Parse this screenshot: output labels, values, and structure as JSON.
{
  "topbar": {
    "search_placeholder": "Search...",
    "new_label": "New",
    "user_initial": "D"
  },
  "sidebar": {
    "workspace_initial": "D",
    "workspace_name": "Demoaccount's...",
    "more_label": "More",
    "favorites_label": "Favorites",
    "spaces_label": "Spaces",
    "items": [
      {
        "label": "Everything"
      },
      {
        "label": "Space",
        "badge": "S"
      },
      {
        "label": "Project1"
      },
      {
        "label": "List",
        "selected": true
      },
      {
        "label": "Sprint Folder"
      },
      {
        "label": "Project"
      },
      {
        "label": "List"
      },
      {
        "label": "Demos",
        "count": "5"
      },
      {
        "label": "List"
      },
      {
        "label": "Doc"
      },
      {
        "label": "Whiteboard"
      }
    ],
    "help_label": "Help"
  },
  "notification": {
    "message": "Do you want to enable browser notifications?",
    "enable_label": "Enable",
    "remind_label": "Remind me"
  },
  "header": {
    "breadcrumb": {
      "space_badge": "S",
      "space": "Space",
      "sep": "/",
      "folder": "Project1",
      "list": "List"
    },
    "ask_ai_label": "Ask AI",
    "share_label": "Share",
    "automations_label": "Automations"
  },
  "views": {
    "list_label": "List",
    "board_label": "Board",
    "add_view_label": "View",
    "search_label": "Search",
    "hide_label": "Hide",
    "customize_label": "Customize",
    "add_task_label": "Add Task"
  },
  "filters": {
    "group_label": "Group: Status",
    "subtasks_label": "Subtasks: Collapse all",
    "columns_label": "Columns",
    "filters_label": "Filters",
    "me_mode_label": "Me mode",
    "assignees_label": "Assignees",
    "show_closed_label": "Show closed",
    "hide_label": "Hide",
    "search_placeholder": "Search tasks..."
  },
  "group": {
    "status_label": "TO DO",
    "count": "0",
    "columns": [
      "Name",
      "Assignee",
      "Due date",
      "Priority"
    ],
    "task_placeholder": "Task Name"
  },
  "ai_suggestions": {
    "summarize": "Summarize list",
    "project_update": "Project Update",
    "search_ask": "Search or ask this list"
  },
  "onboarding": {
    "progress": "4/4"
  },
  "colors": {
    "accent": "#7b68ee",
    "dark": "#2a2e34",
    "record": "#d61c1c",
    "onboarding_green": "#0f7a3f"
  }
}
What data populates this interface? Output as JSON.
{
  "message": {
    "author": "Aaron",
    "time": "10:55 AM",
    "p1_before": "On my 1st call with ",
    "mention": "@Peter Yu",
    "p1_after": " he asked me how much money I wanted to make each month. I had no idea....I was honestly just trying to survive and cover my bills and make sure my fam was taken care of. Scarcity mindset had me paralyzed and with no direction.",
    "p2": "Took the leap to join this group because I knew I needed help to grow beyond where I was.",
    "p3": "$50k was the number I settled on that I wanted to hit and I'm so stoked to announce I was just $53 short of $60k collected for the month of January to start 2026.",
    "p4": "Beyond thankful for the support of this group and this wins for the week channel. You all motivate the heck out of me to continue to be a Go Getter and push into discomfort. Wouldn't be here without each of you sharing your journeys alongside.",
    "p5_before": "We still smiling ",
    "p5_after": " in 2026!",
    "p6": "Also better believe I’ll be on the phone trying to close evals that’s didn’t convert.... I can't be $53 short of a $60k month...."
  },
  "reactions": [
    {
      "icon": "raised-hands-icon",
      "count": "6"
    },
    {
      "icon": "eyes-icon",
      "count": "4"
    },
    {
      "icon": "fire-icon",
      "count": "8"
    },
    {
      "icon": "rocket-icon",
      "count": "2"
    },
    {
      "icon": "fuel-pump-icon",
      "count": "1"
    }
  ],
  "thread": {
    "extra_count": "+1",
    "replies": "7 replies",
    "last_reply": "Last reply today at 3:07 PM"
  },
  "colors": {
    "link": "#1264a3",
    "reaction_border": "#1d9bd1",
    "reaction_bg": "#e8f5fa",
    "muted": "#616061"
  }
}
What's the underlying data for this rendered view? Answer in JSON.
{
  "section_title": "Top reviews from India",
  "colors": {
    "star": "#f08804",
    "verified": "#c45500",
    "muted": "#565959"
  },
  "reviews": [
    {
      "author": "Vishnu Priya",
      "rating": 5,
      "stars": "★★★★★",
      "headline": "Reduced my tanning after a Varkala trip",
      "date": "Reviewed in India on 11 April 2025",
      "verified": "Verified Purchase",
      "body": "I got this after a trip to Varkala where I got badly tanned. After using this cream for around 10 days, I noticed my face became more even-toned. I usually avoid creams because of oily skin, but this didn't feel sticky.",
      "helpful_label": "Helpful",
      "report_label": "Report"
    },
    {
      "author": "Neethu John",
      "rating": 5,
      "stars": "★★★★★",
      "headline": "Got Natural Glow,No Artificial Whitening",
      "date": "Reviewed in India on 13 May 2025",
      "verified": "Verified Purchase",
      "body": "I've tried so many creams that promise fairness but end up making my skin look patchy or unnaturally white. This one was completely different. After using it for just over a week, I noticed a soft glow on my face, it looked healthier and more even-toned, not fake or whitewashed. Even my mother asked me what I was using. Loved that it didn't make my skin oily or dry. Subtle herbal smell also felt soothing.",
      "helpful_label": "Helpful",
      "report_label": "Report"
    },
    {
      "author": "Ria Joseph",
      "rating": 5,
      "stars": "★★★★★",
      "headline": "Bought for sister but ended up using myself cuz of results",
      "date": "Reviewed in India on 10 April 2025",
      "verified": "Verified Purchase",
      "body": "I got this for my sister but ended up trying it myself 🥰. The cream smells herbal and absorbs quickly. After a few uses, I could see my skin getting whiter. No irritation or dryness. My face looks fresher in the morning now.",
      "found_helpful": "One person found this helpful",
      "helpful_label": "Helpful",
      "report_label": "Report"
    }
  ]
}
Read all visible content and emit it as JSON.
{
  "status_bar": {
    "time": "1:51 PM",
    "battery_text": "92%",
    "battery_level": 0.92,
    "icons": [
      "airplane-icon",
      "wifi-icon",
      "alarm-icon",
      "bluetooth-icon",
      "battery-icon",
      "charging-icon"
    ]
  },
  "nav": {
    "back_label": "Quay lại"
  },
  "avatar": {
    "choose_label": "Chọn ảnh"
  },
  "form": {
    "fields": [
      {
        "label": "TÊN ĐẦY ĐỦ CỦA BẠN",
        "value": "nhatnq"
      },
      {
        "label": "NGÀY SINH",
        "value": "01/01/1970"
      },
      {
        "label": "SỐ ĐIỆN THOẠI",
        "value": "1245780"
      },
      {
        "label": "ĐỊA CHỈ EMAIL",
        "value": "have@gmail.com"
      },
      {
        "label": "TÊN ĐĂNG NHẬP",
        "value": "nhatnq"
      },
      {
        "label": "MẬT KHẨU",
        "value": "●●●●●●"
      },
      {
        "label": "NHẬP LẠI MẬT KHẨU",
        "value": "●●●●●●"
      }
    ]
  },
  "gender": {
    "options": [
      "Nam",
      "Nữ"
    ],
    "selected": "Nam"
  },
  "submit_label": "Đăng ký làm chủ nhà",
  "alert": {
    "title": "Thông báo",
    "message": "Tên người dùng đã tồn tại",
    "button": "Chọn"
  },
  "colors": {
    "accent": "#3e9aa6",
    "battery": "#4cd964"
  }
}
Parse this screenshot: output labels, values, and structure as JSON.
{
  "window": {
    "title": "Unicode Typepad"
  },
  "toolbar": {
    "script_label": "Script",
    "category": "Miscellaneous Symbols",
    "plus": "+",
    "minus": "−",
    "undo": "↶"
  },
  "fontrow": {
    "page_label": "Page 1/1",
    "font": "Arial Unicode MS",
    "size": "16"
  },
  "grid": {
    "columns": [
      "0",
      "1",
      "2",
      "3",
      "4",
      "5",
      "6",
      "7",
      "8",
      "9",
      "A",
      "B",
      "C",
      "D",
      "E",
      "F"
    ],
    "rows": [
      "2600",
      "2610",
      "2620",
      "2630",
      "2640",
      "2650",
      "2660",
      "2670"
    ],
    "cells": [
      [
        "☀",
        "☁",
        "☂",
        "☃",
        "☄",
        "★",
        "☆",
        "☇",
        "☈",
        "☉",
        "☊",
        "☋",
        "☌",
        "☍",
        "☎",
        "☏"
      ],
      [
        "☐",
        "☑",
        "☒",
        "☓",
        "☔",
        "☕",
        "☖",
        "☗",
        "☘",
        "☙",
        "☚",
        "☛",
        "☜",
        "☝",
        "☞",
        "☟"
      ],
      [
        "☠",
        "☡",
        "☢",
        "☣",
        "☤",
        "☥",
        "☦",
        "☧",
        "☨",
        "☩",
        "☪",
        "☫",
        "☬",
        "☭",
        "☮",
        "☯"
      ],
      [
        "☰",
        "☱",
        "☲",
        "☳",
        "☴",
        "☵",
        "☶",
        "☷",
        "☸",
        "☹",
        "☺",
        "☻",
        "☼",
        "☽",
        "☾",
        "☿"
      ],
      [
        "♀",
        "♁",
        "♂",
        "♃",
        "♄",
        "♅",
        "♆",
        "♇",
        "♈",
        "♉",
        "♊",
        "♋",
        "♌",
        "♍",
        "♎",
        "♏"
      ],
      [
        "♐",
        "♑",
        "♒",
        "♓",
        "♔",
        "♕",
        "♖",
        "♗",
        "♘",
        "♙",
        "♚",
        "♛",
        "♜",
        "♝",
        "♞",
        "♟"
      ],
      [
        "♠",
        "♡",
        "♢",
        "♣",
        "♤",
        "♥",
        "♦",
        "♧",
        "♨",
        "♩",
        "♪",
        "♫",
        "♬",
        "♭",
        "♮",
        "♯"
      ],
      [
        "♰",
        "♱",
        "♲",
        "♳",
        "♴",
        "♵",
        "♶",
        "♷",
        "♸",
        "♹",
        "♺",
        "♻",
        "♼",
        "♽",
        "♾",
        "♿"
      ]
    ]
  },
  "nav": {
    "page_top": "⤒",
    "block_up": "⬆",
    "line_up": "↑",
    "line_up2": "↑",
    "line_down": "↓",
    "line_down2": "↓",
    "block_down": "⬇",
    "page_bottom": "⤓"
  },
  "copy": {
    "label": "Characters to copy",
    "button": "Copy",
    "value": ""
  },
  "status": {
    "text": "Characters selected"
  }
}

▶ _Given task_
Take every line that includes the string "selected" and copy it.

▶ _The solution_
        "selected": true
    "selected": "Nam"
    "text": "Characters selected"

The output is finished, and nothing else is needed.